## Task details
Type out all the records word for word. Any pictures are to be left out.

## Figure record listings
---------------

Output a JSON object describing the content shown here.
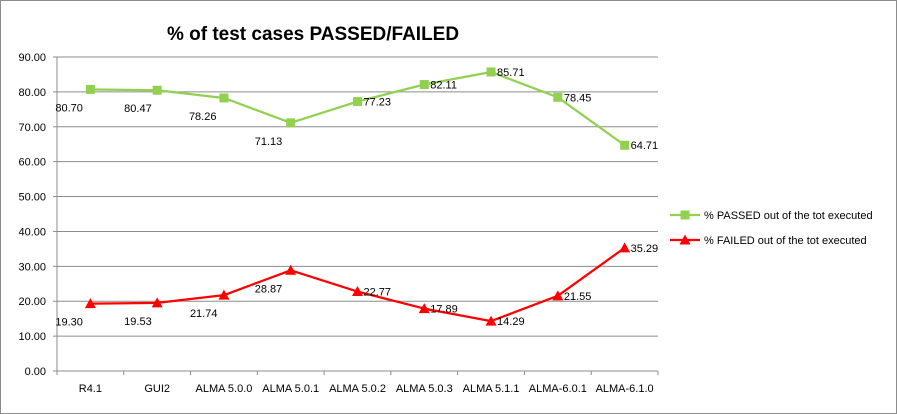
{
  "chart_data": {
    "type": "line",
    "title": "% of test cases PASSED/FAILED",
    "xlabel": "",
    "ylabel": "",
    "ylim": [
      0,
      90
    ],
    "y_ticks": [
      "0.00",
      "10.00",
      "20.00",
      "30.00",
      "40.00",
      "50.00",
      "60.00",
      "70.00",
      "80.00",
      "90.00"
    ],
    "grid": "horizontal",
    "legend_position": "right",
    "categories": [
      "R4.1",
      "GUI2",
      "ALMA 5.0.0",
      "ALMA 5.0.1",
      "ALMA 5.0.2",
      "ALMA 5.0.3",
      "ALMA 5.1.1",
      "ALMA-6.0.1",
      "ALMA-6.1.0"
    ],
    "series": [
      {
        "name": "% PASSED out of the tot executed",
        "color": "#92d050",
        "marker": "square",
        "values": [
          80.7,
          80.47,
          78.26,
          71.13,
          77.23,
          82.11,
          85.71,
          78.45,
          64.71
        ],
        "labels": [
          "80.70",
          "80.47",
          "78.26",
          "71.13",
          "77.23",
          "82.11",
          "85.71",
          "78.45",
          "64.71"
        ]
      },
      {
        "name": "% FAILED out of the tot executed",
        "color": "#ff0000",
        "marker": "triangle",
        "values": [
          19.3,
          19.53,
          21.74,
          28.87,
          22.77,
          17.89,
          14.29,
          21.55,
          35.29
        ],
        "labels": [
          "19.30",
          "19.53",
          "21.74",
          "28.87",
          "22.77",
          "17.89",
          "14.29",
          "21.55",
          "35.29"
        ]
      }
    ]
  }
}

---------------

## Task answer
Output a JSON object describing the content shown here.
{
  "chart_data": {
    "type": "line",
    "title": "% of test cases PASSED/FAILED",
    "xlabel": "",
    "ylabel": "",
    "ylim": [
      0,
      90
    ],
    "y_ticks": [
      "0.00",
      "10.00",
      "20.00",
      "30.00",
      "40.00",
      "50.00",
      "60.00",
      "70.00",
      "80.00",
      "90.00"
    ],
    "grid": "horizontal",
    "legend_position": "right",
    "categories": [
      "R4.1",
      "GUI2",
      "ALMA 5.0.0",
      "ALMA 5.0.1",
      "ALMA 5.0.2",
      "ALMA 5.0.3",
      "ALMA 5.1.1",
      "ALMA-6.0.1",
      "ALMA-6.1.0"
    ],
    "series": [
      {
        "name": "% PASSED out of the tot executed",
        "color": "#92d050",
        "marker": "square",
        "values": [
          80.7,
          80.47,
          78.26,
          71.13,
          77.23,
          82.11,
          85.71,
          78.45,
          64.71
        ],
        "labels": [
          "80.70",
          "80.47",
          "78.26",
          "71.13",
          "77.23",
          "82.11",
          "85.71",
          "78.45",
          "64.71"
        ]
      },
      {
        "name": "% FAILED out of the tot executed",
        "color": "#ff0000",
        "marker": "triangle",
        "values": [
          19.3,
          19.53,
          21.74,
          28.87,
          22.77,
          17.89,
          14.29,
          21.55,
          35.29
        ],
        "labels": [
          "19.30",
          "19.53",
          "21.74",
          "28.87",
          "22.77",
          "17.89",
          "14.29",
          "21.55",
          "35.29"
        ]
      }
    ]
  }
}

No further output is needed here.